* PROBLEM STATEMENT *
Lines that include the word "title" are the ones to copy.

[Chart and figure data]
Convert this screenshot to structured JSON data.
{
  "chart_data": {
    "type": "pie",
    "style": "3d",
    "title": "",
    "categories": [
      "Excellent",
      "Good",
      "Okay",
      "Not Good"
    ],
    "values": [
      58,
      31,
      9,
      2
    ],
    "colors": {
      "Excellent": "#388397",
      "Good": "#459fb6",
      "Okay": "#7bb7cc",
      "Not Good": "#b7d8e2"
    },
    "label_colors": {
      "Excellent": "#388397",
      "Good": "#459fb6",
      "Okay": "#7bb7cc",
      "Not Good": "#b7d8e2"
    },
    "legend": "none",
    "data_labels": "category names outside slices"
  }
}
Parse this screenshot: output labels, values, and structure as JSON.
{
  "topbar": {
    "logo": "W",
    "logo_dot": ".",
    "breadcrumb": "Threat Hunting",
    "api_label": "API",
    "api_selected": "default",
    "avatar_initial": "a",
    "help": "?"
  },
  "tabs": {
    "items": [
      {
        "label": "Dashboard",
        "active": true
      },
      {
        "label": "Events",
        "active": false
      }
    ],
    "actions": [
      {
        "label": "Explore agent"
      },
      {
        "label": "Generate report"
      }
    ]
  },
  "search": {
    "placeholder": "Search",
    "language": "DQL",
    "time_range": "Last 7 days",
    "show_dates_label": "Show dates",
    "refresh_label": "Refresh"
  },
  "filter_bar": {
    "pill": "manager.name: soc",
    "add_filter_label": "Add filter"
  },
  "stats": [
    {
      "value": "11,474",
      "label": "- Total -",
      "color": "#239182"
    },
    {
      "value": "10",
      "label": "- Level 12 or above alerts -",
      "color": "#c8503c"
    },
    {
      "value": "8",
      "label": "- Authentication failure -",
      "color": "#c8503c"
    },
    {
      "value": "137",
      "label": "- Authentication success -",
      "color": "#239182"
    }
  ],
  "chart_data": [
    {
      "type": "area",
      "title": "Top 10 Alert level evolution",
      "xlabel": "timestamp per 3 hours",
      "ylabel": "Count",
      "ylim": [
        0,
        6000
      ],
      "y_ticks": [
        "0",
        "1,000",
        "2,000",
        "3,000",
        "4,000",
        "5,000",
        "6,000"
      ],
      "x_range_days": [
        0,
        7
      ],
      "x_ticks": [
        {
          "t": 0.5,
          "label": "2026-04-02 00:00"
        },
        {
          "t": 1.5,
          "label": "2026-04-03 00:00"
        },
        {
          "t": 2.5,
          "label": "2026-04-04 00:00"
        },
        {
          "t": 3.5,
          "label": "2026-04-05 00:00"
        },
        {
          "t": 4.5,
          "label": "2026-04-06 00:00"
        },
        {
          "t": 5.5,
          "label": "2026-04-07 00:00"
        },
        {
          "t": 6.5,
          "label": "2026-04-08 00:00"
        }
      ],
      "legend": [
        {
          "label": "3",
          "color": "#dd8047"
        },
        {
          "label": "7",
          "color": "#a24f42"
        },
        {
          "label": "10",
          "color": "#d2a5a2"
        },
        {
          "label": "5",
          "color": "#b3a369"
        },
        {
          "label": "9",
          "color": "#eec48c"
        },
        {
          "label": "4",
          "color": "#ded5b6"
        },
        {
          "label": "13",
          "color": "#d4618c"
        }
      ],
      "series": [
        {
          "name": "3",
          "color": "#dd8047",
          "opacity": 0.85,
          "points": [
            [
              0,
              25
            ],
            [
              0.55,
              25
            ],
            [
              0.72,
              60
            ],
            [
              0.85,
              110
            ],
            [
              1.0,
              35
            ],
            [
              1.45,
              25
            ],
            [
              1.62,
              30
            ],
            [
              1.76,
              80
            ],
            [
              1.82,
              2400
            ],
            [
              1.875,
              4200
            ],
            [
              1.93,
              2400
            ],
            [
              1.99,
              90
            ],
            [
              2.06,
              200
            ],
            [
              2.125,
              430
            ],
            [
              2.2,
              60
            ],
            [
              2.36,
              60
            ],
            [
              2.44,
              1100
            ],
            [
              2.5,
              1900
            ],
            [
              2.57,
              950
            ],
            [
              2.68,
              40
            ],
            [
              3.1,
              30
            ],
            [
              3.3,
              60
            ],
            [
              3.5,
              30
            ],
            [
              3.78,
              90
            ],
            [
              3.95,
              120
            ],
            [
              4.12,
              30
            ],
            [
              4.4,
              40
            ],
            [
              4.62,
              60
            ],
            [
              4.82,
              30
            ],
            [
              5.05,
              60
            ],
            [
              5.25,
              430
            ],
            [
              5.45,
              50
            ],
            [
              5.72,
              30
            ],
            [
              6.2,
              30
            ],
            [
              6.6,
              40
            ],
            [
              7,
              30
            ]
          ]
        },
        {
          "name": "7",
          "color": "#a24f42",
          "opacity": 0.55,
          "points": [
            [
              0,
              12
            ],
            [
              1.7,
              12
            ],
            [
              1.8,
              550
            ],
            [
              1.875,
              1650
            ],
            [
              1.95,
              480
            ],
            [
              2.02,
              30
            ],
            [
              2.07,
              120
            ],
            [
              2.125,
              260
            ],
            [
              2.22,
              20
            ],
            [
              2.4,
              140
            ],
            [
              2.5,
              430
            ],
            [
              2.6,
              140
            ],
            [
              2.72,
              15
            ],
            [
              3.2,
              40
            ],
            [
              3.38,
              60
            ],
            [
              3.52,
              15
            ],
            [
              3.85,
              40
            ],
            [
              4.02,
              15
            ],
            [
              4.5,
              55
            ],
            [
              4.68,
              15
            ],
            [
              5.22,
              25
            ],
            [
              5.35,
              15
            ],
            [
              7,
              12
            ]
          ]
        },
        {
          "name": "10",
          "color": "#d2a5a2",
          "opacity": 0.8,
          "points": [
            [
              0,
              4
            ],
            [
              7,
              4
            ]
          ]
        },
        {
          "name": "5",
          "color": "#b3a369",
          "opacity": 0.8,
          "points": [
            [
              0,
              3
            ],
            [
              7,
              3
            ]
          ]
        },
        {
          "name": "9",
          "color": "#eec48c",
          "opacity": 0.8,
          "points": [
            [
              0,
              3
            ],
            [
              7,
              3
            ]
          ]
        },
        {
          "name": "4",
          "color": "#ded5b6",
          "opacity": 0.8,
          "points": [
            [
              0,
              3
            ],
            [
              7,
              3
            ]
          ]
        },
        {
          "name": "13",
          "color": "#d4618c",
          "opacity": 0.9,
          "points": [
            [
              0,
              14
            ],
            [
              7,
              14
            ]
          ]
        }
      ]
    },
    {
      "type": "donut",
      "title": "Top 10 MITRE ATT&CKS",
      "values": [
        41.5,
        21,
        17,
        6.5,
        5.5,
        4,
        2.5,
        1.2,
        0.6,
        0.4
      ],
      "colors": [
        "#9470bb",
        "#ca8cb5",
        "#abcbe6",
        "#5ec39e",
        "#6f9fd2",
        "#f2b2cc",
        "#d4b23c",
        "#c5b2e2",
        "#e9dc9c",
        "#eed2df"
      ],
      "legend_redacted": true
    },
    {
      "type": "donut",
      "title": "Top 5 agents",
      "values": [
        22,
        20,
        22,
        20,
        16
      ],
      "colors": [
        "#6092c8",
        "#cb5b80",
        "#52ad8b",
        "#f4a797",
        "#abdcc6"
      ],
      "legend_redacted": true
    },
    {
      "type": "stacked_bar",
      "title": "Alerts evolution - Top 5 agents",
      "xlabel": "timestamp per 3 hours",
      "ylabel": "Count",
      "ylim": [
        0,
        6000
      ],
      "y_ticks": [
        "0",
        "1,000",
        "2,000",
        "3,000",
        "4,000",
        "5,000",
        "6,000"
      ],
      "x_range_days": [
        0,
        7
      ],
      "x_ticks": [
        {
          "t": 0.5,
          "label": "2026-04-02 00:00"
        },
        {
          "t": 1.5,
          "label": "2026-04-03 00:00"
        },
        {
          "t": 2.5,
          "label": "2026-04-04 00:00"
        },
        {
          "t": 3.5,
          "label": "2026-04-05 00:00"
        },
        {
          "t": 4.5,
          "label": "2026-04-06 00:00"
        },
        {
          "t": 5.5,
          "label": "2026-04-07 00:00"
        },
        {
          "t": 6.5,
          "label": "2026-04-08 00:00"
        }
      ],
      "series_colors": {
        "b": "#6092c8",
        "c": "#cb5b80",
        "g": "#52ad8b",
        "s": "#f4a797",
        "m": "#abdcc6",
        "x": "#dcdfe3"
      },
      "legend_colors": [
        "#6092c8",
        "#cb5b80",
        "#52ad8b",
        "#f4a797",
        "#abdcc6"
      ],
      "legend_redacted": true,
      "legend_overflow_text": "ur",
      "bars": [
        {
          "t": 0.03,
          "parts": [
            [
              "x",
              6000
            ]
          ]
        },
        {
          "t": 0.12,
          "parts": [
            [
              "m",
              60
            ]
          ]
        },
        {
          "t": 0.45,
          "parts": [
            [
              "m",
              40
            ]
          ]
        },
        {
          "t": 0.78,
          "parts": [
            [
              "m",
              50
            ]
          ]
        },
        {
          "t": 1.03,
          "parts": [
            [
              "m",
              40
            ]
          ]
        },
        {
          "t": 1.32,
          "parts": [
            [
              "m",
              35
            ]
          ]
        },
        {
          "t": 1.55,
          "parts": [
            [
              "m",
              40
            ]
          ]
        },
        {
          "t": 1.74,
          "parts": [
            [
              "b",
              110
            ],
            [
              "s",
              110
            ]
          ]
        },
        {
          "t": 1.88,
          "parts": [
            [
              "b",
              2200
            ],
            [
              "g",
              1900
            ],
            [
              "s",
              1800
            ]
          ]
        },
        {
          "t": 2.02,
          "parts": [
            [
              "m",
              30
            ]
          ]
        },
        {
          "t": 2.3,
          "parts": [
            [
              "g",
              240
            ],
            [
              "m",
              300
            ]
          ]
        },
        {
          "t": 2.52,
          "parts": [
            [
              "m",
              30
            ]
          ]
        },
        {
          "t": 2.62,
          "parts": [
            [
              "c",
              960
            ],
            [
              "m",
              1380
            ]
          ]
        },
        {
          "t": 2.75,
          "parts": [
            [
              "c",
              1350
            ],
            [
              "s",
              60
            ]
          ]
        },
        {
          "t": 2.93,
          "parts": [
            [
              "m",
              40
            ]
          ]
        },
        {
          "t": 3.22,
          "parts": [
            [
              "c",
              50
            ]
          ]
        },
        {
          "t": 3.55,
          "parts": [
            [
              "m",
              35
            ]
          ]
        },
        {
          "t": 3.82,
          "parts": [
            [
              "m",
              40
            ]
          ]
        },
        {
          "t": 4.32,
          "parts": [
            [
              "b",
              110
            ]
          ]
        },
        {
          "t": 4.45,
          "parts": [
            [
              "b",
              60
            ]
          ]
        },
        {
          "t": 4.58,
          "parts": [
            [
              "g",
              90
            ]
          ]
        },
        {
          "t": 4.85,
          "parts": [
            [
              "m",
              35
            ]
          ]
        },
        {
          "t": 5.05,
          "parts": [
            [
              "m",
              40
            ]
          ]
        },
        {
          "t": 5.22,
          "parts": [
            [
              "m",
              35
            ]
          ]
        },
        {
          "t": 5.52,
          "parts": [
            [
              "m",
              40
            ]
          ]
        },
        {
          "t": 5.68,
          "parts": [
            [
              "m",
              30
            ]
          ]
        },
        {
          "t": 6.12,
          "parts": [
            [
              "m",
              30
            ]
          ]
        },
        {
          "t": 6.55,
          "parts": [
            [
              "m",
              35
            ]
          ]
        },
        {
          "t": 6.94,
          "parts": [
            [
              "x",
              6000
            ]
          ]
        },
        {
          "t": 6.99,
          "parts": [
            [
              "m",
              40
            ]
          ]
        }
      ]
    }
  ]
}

* THE RESPONSE *
    "title": "",
      "title": "Top 10 Alert level evolution",
      "title": "Top 10 MITRE ATT&CKS",
      "title": "Top 5 agents",
      "title": "Alerts evolution - Top 5 agents",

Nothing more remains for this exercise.